▸ DOCUMENT SEGMENT:
---*---
7 Creative Ways to Sell Your Home

There are certainly many different ways that you can make your house more appealing to a potential buyer but did you know there are also multiple ways you can sell your home? No, this is not some trick, joke, or scam. Believe it or not, there are at least 7 creative ways to sell your house, without having to endure expensive renovations, the hassle of listings/showings, paying high realtor commissions, title fees, or waiting months on end to find the right buyer.

If you want to sell your home quickly, but traditional routes are not working for you, the following options just might be a good fit. 

In this article we will discuss 7 creative ways that you can sell your home, often faster and sometimes for an even higher price than a traditional sale. 

1. Cash Offer

A cash offer is a quick way to sell your house. With this option, buyers or investors will your house as-is (no renovations needed), can close faster than a normal sale (with less contingencies), and do not require bank financing. Cash buyers usually pay all closing costs and fees as well. Since there is usually a quicker selling time with this route (and you get to pick your closing date in most of these transactions) there is also a lot less paperwork involved, making it an easier process. However, if you don’t have enough amount of equity in your home (typically 25% or more) another solution might fit you better.This option is great if your house needs a substantial amount of work, if you are in a hurry to get out of the property, or if you don’t want to wait for buyers who are shopping around for other options.

Professional home buyers such as Door&Key Homebuyers, can help you explore this option. You will normally trade some equity for speed and convenience but then again you will also save on the cost of realtor commissions, inspection fees, title fees, repairs, red tape, and the amount of time it will take to sell your house. A cash offer closing can range from 3 to 30 days.

2. Seller Finance / Seller Carry

If you are fortunate enough to own your own home outright, then you have the option to “become the bank” and take payments from an end buyer (for a previously agreed upon period of time). With this option, a note would be created (instead of with a traditional bank or mortgage lender) and you would collect payments each month from the buyer. In many seller finance transactions a balloon payment will be set where you are paid the remaining balance on the note at the appointed term (usually around 5-10 years out).
---*---
▸ RAW RECORDS:
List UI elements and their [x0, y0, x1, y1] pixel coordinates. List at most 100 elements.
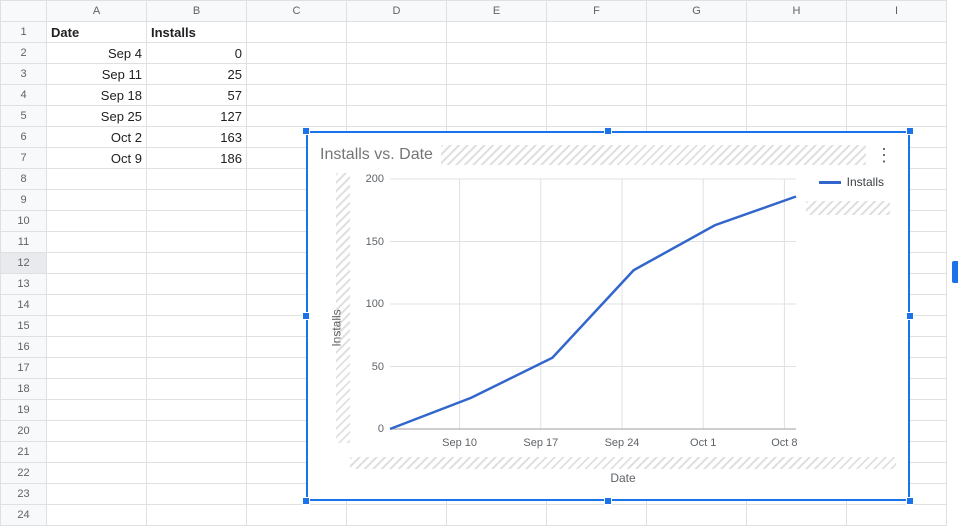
---*---
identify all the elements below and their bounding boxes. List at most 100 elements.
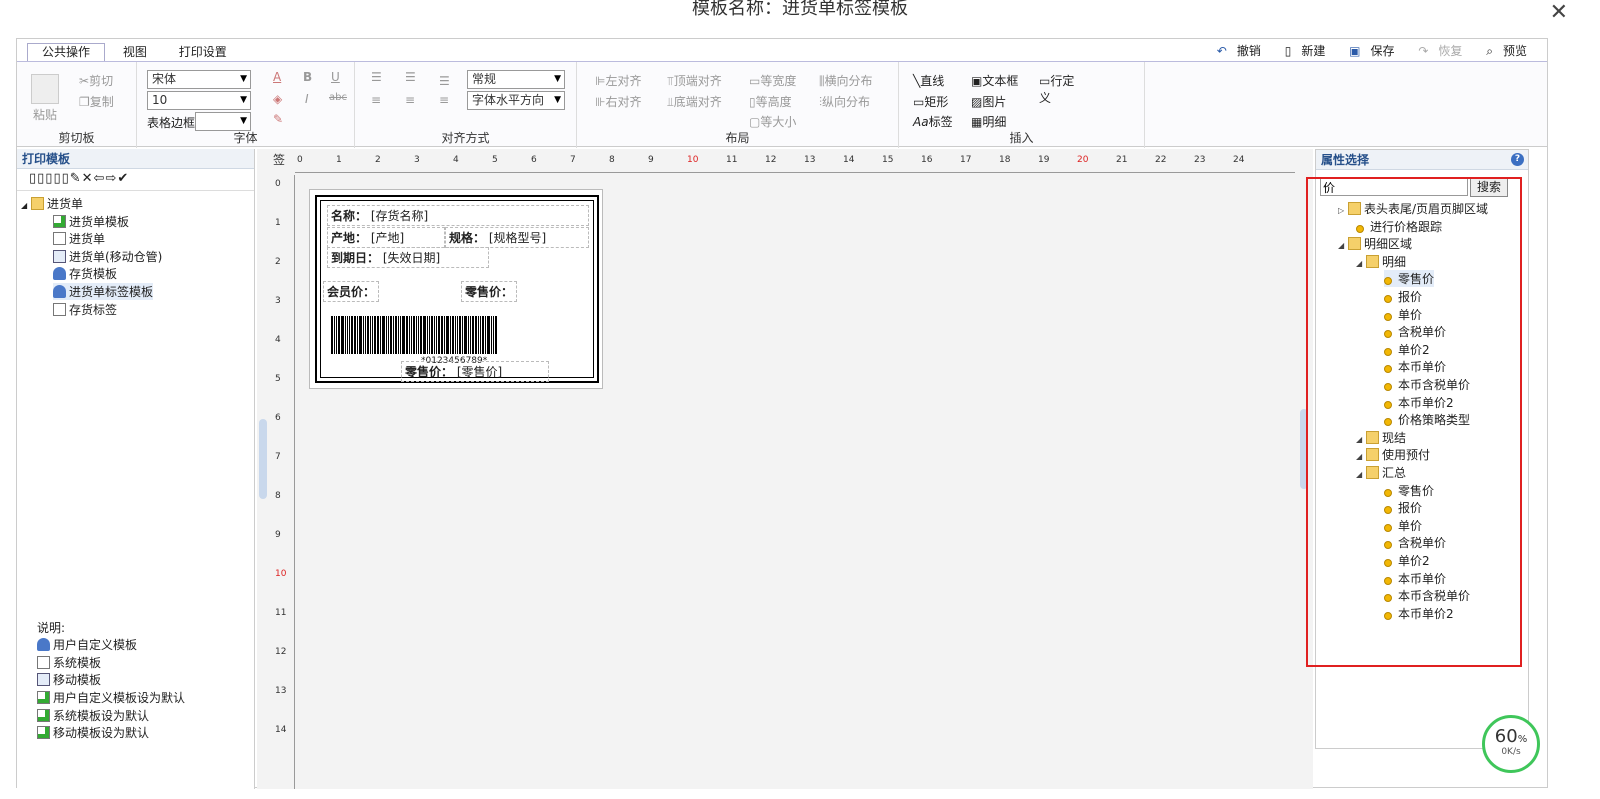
---*---
▸ REQUIREMENT A:
Answer these from the home-selling article, please:
(i) How many days can a cash offer closing take?
(ii) About how much equity does the article say you typically need for a cash offer?
(iii) Roughly how far out is the balloon payment usually set in seller finance transactions?
▸ REQUIREMENT B: From the home-selling article, list every cost or burden the section on professional cash buyers says you will save on.

▸ OUTPUT A:
(i) 3 to 30 days
(ii) 25% or more
(iii) Around 5-10 years out

▸ OUTPUT B:
- Realtor commissions
- Inspection fees
- Title fees
- Repairs
- Red tape
- The amount of time it will take to sell your house